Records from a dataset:
* START *

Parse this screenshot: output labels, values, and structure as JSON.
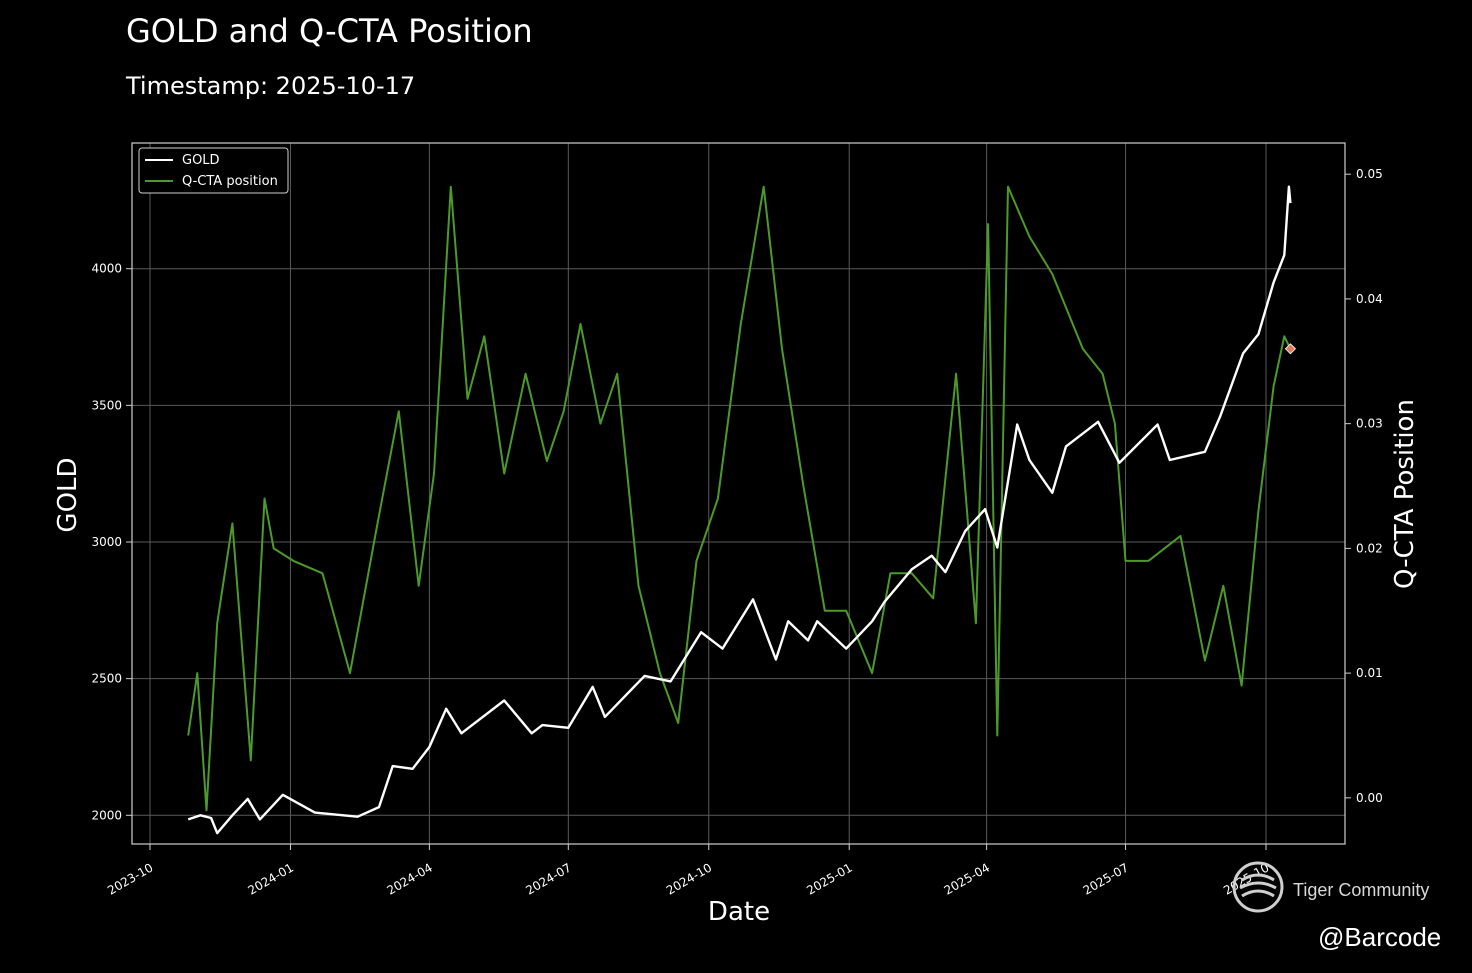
{
  "chart_data": {
    "type": "line",
    "title": "GOLD and Q-CTA Position",
    "subtitle": "Timestamp: 2025-10-17",
    "xlabel": "Date",
    "ylabel": "GOLD",
    "y2label": "Q-CTA Position",
    "x_ticks": [
      "2023-10",
      "2024-01",
      "2024-04",
      "2024-07",
      "2024-10",
      "2025-01",
      "2025-04",
      "2025-07",
      "2025-10"
    ],
    "y_ticks": [
      2000,
      2500,
      3000,
      3500,
      4000
    ],
    "y2_ticks": [
      "0.00",
      "0.01",
      "0.02",
      "0.03",
      "0.04",
      "0.05"
    ],
    "ylim": [
      1895,
      4460
    ],
    "y2lim": [
      -0.0037,
      0.0525
    ],
    "grid": true,
    "legend_position": "upper-left",
    "legend": [
      "GOLD",
      "Q-CTA position"
    ],
    "marker": {
      "date": "2025-10-17",
      "value": 0.036,
      "axis": "y2",
      "color": "#e07a5f"
    },
    "series": [
      {
        "name": "GOLD",
        "axis": "y",
        "color": "#ffffff",
        "x": [
          "2023-10-26",
          "2023-11-03",
          "2023-11-10",
          "2023-11-14",
          "2023-11-24",
          "2023-12-04",
          "2023-12-12",
          "2023-12-27",
          "2024-01-17",
          "2024-02-14",
          "2024-02-28",
          "2024-03-08",
          "2024-03-21",
          "2024-04-01",
          "2024-04-12",
          "2024-04-22",
          "2024-05-20",
          "2024-06-07",
          "2024-06-14",
          "2024-07-01",
          "2024-07-17",
          "2024-07-25",
          "2024-08-20",
          "2024-09-06",
          "2024-09-26",
          "2024-10-10",
          "2024-10-30",
          "2024-11-14",
          "2024-11-22",
          "2024-12-05",
          "2024-12-11",
          "2024-12-30",
          "2025-01-16",
          "2025-01-24",
          "2025-02-11",
          "2025-02-24",
          "2025-03-05",
          "2025-03-18",
          "2025-03-31",
          "2025-04-08",
          "2025-04-21",
          "2025-04-29",
          "2025-05-14",
          "2025-05-23",
          "2025-06-13",
          "2025-06-27",
          "2025-07-22",
          "2025-07-30",
          "2025-08-22",
          "2025-09-01",
          "2025-09-16",
          "2025-09-26",
          "2025-10-06",
          "2025-10-13",
          "2025-10-16",
          "2025-10-17"
        ],
        "values": [
          1985,
          2000,
          1990,
          1935,
          2000,
          2060,
          1985,
          2075,
          2010,
          1995,
          2030,
          2180,
          2170,
          2250,
          2390,
          2300,
          2420,
          2300,
          2330,
          2320,
          2470,
          2360,
          2510,
          2490,
          2670,
          2610,
          2790,
          2570,
          2710,
          2640,
          2710,
          2610,
          2710,
          2780,
          2900,
          2950,
          2890,
          3040,
          3120,
          2980,
          3430,
          3300,
          3180,
          3350,
          3440,
          3290,
          3430,
          3300,
          3330,
          3460,
          3690,
          3760,
          3950,
          4050,
          4300,
          4240
        ]
      },
      {
        "name": "Q-CTA position",
        "axis": "y2",
        "color": "#4c9a2a",
        "x": [
          "2023-10-26",
          "2023-11-01",
          "2023-11-07",
          "2023-11-14",
          "2023-11-24",
          "2023-12-06",
          "2023-12-15",
          "2023-12-21",
          "2024-01-03",
          "2024-01-22",
          "2024-02-09",
          "2024-02-27",
          "2024-03-12",
          "2024-03-25",
          "2024-04-04",
          "2024-04-15",
          "2024-04-26",
          "2024-05-07",
          "2024-05-20",
          "2024-06-03",
          "2024-06-17",
          "2024-06-28",
          "2024-07-09",
          "2024-07-22",
          "2024-08-02",
          "2024-08-16",
          "2024-08-30",
          "2024-09-11",
          "2024-09-23",
          "2024-10-07",
          "2024-10-22",
          "2024-11-06",
          "2024-11-18",
          "2024-12-02",
          "2024-12-16",
          "2024-12-30",
          "2025-01-16",
          "2025-01-28",
          "2025-02-11",
          "2025-02-25",
          "2025-03-12",
          "2025-03-25",
          "2025-04-02",
          "2025-04-08",
          "2025-04-15",
          "2025-04-29",
          "2025-05-14",
          "2025-06-03",
          "2025-06-16",
          "2025-06-24",
          "2025-07-01",
          "2025-07-16",
          "2025-08-06",
          "2025-08-22",
          "2025-09-03",
          "2025-09-15",
          "2025-09-26",
          "2025-10-06",
          "2025-10-13",
          "2025-10-17"
        ],
        "values": [
          0.005,
          0.01,
          -0.001,
          0.014,
          0.022,
          0.003,
          0.024,
          0.02,
          0.019,
          0.018,
          0.01,
          0.022,
          0.031,
          0.017,
          0.026,
          0.049,
          0.032,
          0.037,
          0.026,
          0.034,
          0.027,
          0.031,
          0.038,
          0.03,
          0.034,
          0.017,
          0.01,
          0.006,
          0.019,
          0.024,
          0.038,
          0.049,
          0.036,
          0.025,
          0.015,
          0.015,
          0.01,
          0.018,
          0.018,
          0.016,
          0.034,
          0.014,
          0.046,
          0.005,
          0.049,
          0.045,
          0.042,
          0.036,
          0.034,
          0.03,
          0.019,
          0.019,
          0.021,
          0.011,
          0.017,
          0.009,
          0.023,
          0.033,
          0.037,
          0.036
        ]
      }
    ]
  },
  "watermark": {
    "brand": "Tiger Community",
    "handle": "@Barcode",
    "icon": "tiger-stripes-logo"
  }
}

* END *

Exercise objective:
Gather each line of the listing that holds the string "color".

Response:
      "color": "#e07a5f"
        "color": "#ffffff",
        "color": "#4c9a2a",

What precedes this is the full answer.